_List of tasks_
[a] Decide whether each statement below agrees with the MadSci reply. Answer yes or no for each, and quote the words of the reply that decide it. (i) The poster's background is in radiation safety. (ii) The poster remembers the numbers of all the Regulatory Guides. (iii) The Radiological Assessment text was published in 1993.
[b] Quote, without any change, the stretch of the MadSci reply from "My background is" through "E Faw and J.".

MadSci Network: Engineering

Re: How does diffusion factor in chemical concentrations above a vessel?

Date: Tue Apr 13 15:11:41 1999
Posted By: Bernadette Baca, Health Physicist, Uranium Licensing Project, Texas Dept of Health-Bureau of Radiation Control
Area of science: Engineering
ID: 923511308.Eg

This question will take some time in answering and the best possible way 
for me to relate the information to you and make sure the equations are 
correct, is to refer you to a few books I have used.

My background is in radiation safety so most of my primary texts with 
difussion of gases, vapors, and particulates are radiation based:

Radiological Assessment - Sources and Exposures; Richard E Faw and J. 
Kenneth Shultis; PTR Prentice-Hall, Inc. 1993 [mostly atmoshperic 
dispersion and diffusion, easy to read and apply to other fields]

Air Sampling in the Workplace - NUREG 1400; Nuclear Regulatory Commission 
(NRC)[this text, I think, may be located through the NRC website :  or]  It's been a LONG time 
since I used this text, but know that I used some time ago to figure out 
worker exposures before.

Within are several Regulatory Guides 
I have used as well.  I can't remember all the Guide numbers, but the 
titles of each should be a fair description of the Guide(s) and maybe one 
of these may be of help to you.

CRC Handbook of Chemistry and Physics; current edition should have some 
section on the various diffusion coefficients of a variety of substances 
and how to apply them?

I have a Fundamentals of Industrial Ventilation text somewhere at home.  I 
think there may be a section in it that might be of help to you.  Try a 
library search and I'm sure you'll find one - there are many editions from 
my recollection but all contain easy to understand info.

_Provided information_
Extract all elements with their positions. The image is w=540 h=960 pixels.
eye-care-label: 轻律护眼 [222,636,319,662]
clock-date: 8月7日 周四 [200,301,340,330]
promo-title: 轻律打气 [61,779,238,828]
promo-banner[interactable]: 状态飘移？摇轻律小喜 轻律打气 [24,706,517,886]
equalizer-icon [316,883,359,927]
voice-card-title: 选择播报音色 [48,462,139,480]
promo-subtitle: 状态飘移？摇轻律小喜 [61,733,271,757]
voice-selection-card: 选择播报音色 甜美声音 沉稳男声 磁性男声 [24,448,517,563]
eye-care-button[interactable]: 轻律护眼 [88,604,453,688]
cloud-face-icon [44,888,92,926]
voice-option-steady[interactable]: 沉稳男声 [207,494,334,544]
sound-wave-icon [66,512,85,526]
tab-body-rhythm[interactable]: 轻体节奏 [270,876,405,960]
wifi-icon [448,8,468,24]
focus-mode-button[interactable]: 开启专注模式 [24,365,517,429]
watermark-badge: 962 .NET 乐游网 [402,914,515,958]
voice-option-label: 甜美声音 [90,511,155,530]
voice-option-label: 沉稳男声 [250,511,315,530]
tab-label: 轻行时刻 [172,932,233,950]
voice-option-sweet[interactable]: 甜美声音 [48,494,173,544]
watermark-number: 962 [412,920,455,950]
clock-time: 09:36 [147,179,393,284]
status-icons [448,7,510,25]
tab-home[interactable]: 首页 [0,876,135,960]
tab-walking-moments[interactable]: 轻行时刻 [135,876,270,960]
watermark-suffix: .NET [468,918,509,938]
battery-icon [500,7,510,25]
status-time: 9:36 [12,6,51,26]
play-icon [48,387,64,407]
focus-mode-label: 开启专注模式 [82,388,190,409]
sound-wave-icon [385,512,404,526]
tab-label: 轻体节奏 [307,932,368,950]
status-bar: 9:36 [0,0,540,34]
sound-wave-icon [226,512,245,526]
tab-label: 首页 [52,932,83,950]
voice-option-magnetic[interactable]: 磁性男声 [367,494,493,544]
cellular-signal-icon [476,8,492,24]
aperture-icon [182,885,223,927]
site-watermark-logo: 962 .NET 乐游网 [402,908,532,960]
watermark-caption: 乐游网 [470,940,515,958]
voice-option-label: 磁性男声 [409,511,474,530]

_Answers provided_
[a]
(i) Yes: "My background is in radiation safety"
(ii) No: "I can't remember all the Guide numbers"
(iii) Yes: "PTR Prentice-Hall, Inc. 1993"

[b]
My background is in radiation safety so most of my primary texts with 
difussion of gases, vapors, and particulates are radiation based:

Radiological Assessment - Sources and Exposures; Richard E Faw and J.